[Start EXERCISE INPUT]

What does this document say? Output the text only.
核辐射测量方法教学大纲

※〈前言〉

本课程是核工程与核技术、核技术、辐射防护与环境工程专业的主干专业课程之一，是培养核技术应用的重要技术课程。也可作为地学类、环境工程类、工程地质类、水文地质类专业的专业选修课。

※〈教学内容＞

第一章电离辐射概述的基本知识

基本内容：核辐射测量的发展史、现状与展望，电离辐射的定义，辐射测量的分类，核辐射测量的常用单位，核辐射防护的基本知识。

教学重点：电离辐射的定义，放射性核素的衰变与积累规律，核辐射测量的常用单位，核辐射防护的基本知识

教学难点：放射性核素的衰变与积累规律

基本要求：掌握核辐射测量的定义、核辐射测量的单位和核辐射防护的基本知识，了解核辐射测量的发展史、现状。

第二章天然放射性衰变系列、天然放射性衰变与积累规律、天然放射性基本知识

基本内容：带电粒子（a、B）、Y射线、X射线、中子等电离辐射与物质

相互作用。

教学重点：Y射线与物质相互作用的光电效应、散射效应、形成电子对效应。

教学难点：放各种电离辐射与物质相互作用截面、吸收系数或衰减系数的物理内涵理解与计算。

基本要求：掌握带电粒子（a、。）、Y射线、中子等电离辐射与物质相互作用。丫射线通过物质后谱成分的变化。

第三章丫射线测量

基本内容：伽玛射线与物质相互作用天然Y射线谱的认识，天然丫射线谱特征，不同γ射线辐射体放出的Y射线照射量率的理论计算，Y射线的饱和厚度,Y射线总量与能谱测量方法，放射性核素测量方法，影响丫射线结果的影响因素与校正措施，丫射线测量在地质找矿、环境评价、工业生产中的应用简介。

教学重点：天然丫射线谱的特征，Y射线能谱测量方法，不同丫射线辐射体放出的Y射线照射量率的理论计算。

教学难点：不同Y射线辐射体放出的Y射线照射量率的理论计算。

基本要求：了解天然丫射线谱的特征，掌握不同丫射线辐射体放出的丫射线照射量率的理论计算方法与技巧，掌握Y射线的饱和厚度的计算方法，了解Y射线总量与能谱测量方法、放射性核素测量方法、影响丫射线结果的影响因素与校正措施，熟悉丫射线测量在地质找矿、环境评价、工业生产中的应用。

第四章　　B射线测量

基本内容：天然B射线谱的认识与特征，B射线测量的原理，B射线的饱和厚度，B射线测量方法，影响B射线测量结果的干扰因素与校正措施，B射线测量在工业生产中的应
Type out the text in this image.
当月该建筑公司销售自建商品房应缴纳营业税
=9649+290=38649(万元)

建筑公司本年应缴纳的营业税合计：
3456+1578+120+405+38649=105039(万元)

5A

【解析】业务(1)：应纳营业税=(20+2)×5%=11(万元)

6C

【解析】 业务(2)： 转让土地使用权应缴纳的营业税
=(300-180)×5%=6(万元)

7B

[End EXERCISE INPUT]

WHAT YOU NEED TO DO:
Gather from the entries above all lines that include the string "基本内容".

EXERCISE SOLUTION:
基本内容：核辐射测量的发展史、现状与展望，电离辐射的定义，辐射测量的分类，核辐射测量的常用单位，核辐射防护的基本知识。
基本内容：带电粒子（a、B）、Y射线、X射线、中子等电离辐射与物质
基本内容：伽玛射线与物质相互作用天然Y射线谱的认识，天然丫射线谱特征，不同γ射线辐射体放出的Y射线照射量率的理论计算，Y射线的饱和厚度,Y射线总量与能谱测量方法，放射性核素测量方法，影响丫射线结果的影响因素与校正措施，丫射线测量在地质找矿、环境评价、工业生产中的应用简介。
基本内容：天然B射线谱的认识与特征，B射线测量的原理，B射线的饱和厚度，B射线测量方法，影响B射线测量结果的干扰因素与校正措施，B射线测量在工业生产中的应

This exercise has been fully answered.